◆ **과제**: 아래 데이터의 모든 줄을 한 글자도 바꾸지 말고 그대로 추출하되, 그림은 답에서 빼시오.

(페이지 요소 주석)
┏━━

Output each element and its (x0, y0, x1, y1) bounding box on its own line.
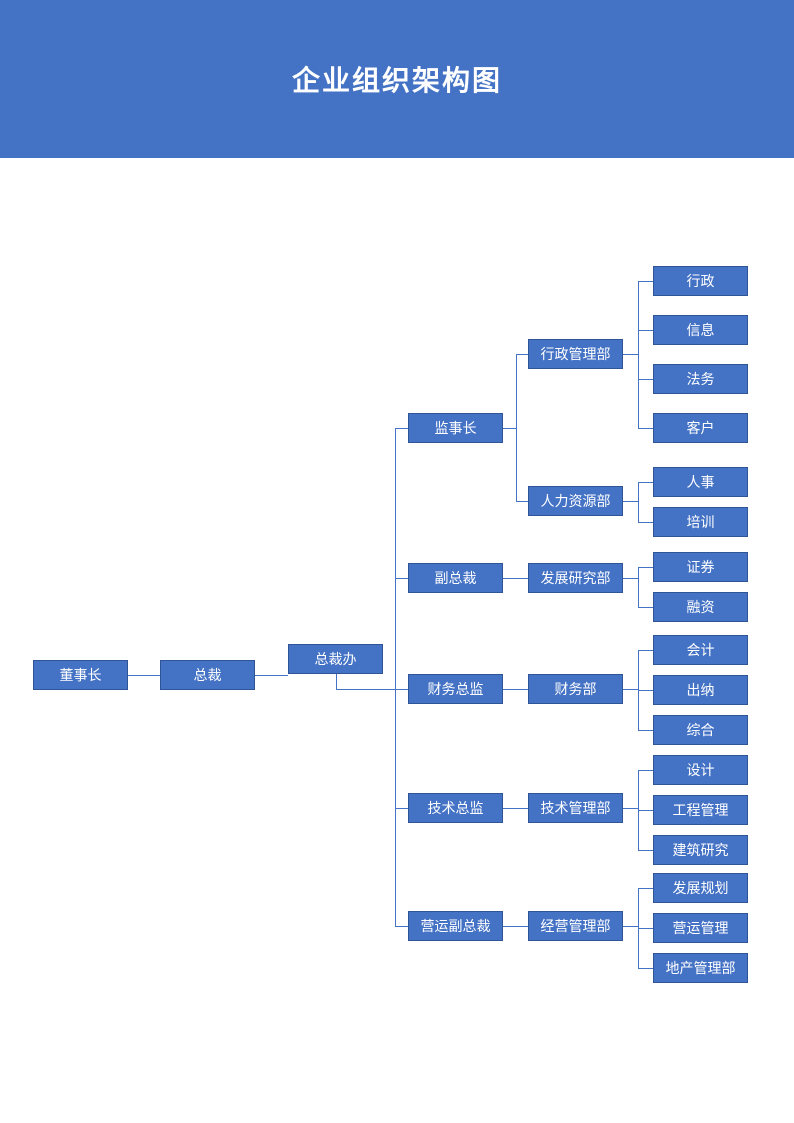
node-ops-mgmt: 营运管理 (653, 913, 748, 943)
connector (503, 926, 528, 927)
org-chart: 董事长 总裁 总裁办 监事长 副总裁 财务总监 技术总监 营运副总裁 行政管理部… (0, 158, 794, 1123)
node-customer: 客户 (653, 413, 748, 443)
connector (336, 674, 337, 689)
connector (638, 281, 653, 282)
node-construction: 建筑研究 (653, 835, 748, 865)
connector (638, 482, 639, 522)
node-admin-dept: 行政管理部 (528, 339, 623, 369)
page-header: 企业组织架构图 (0, 0, 794, 158)
node-cto: 技术总监 (408, 793, 503, 823)
node-securities: 证券 (653, 552, 748, 582)
connector (638, 379, 653, 380)
connector (395, 428, 408, 429)
connector (395, 428, 396, 926)
connector (638, 888, 653, 889)
connector (638, 482, 653, 483)
connector (623, 578, 638, 579)
node-accounting: 会计 (653, 635, 748, 665)
connector (395, 578, 408, 579)
connector (638, 968, 653, 969)
connector (638, 770, 653, 771)
node-engineering: 工程管理 (653, 795, 748, 825)
connector (503, 808, 528, 809)
node-ops-dept: 经营管理部 (528, 911, 623, 941)
connector (638, 850, 653, 851)
connector (623, 689, 638, 690)
connector (638, 567, 639, 607)
node-financing: 融资 (653, 592, 748, 622)
connector (128, 675, 160, 676)
connector (638, 607, 653, 608)
node-cfo: 财务总监 (408, 674, 503, 704)
connector (395, 689, 408, 690)
node-rd-dept: 发展研究部 (528, 563, 623, 593)
node-legal: 法务 (653, 364, 748, 394)
node-president: 总裁 (160, 660, 255, 690)
connector (638, 650, 653, 651)
node-finance-dept: 财务部 (528, 674, 623, 704)
node-general: 综合 (653, 715, 748, 745)
connector (503, 578, 528, 579)
connector (395, 808, 408, 809)
page-title: 企业组织架构图 (292, 59, 502, 99)
node-vice-president: 副总裁 (408, 563, 503, 593)
node-president-office: 总裁办 (288, 644, 383, 674)
connector (623, 354, 638, 355)
node-training: 培训 (653, 507, 748, 537)
connector (638, 690, 653, 691)
connector (503, 689, 528, 690)
connector (336, 689, 395, 690)
node-supervisor: 监事长 (408, 413, 503, 443)
node-design: 设计 (653, 755, 748, 785)
connector (638, 330, 653, 331)
node-administration: 行政 (653, 266, 748, 296)
connector (638, 730, 653, 731)
node-coo: 营运副总裁 (408, 911, 503, 941)
connector (255, 675, 288, 676)
connector (516, 501, 528, 502)
connector (503, 428, 516, 429)
node-real-estate: 地产管理部 (653, 953, 748, 983)
connector (623, 501, 638, 502)
node-tech-dept: 技术管理部 (528, 793, 623, 823)
connector (638, 522, 653, 523)
node-dev-planning: 发展规划 (653, 873, 748, 903)
connector (638, 428, 653, 429)
node-chairman: 董事长 (33, 660, 128, 690)
node-information: 信息 (653, 315, 748, 345)
connector (395, 926, 408, 927)
node-cashier: 出纳 (653, 675, 748, 705)
connector (623, 926, 638, 927)
node-hr-dept: 人力资源部 (528, 486, 623, 516)
connector (516, 354, 517, 501)
connector (638, 928, 653, 929)
connector (638, 281, 639, 428)
connector (638, 810, 653, 811)
connector (638, 567, 653, 568)
node-personnel: 人事 (653, 467, 748, 497)
connector (623, 808, 638, 809)
connector (516, 354, 528, 355)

┗━━

◆ **풀이**:
Output each element and its (x0, y0, x1, y1) bounding box on its own line.
node-ops-mgmt: 营运管理 (653, 913, 748, 943)
connector (503, 926, 528, 927)
org-chart: 董事长 总裁 总裁办 监事长 副总裁 财务总监 技术总监 营运副总裁 行政管理部… (0, 158, 794, 1123)
node-customer: 客户 (653, 413, 748, 443)
connector (336, 674, 337, 689)
connector (638, 281, 653, 282)
node-construction: 建筑研究 (653, 835, 748, 865)
connector (638, 482, 639, 522)
node-admin-dept: 行政管理部 (528, 339, 623, 369)
page-header: 企业组织架构图 (0, 0, 794, 158)
node-cto: 技术总监 (408, 793, 503, 823)
node-securities: 证券 (653, 552, 748, 582)
connector (638, 379, 653, 380)
connector (395, 428, 408, 429)
connector (395, 428, 396, 926)
connector (638, 888, 653, 889)
connector (638, 482, 653, 483)
connector (623, 578, 638, 579)
node-accounting: 会计 (653, 635, 748, 665)
connector (395, 578, 408, 579)
connector (638, 968, 653, 969)
connector (638, 770, 653, 771)
node-engineering: 工程管理 (653, 795, 748, 825)
connector (503, 808, 528, 809)
node-ops-dept: 经营管理部 (528, 911, 623, 941)
connector (638, 850, 653, 851)
connector (623, 689, 638, 690)
connector (638, 567, 639, 607)
node-financing: 融资 (653, 592, 748, 622)
connector (128, 675, 160, 676)
connector (638, 607, 653, 608)
node-cfo: 财务总监 (408, 674, 503, 704)
connector (395, 689, 408, 690)
node-rd-dept: 发展研究部 (528, 563, 623, 593)
node-legal: 法务 (653, 364, 748, 394)
node-president: 总裁 (160, 660, 255, 690)
connector (638, 650, 653, 651)
node-finance-dept: 财务部 (528, 674, 623, 704)
node-general: 综合 (653, 715, 748, 745)
connector (503, 578, 528, 579)
connector (395, 808, 408, 809)
page-title: 企业组织架构图 (292, 59, 502, 99)
node-vice-president: 副总裁 (408, 563, 503, 593)
node-president-office: 总裁办 (288, 644, 383, 674)
connector (623, 354, 638, 355)
node-training: 培训 (653, 507, 748, 537)
connector (638, 690, 653, 691)
connector (503, 689, 528, 690)
connector (336, 689, 395, 690)
node-supervisor: 监事长 (408, 413, 503, 443)
node-design: 设计 (653, 755, 748, 785)
connector (638, 330, 653, 331)
node-administration: 行政 (653, 266, 748, 296)
connector (638, 730, 653, 731)
node-coo: 营运副总裁 (408, 911, 503, 941)
connector (255, 675, 288, 676)
connector (516, 501, 528, 502)
connector (503, 428, 516, 429)
node-real-estate: 地产管理部 (653, 953, 748, 983)
connector (623, 501, 638, 502)
node-tech-dept: 技术管理部 (528, 793, 623, 823)
connector (638, 522, 653, 523)
node-dev-planning: 发展规划 (653, 873, 748, 903)
connector (638, 428, 653, 429)
node-chairman: 董事长 (33, 660, 128, 690)
node-information: 信息 (653, 315, 748, 345)
connector (395, 926, 408, 927)
node-cashier: 出纳 (653, 675, 748, 705)
connector (623, 926, 638, 927)
node-hr-dept: 人力资源部 (528, 486, 623, 516)
connector (516, 354, 517, 501)
connector (638, 928, 653, 929)
connector (638, 281, 639, 428)
connector (638, 810, 653, 811)
connector (638, 567, 653, 568)
node-personnel: 人事 (653, 467, 748, 497)
connector (623, 808, 638, 809)
connector (516, 354, 528, 355)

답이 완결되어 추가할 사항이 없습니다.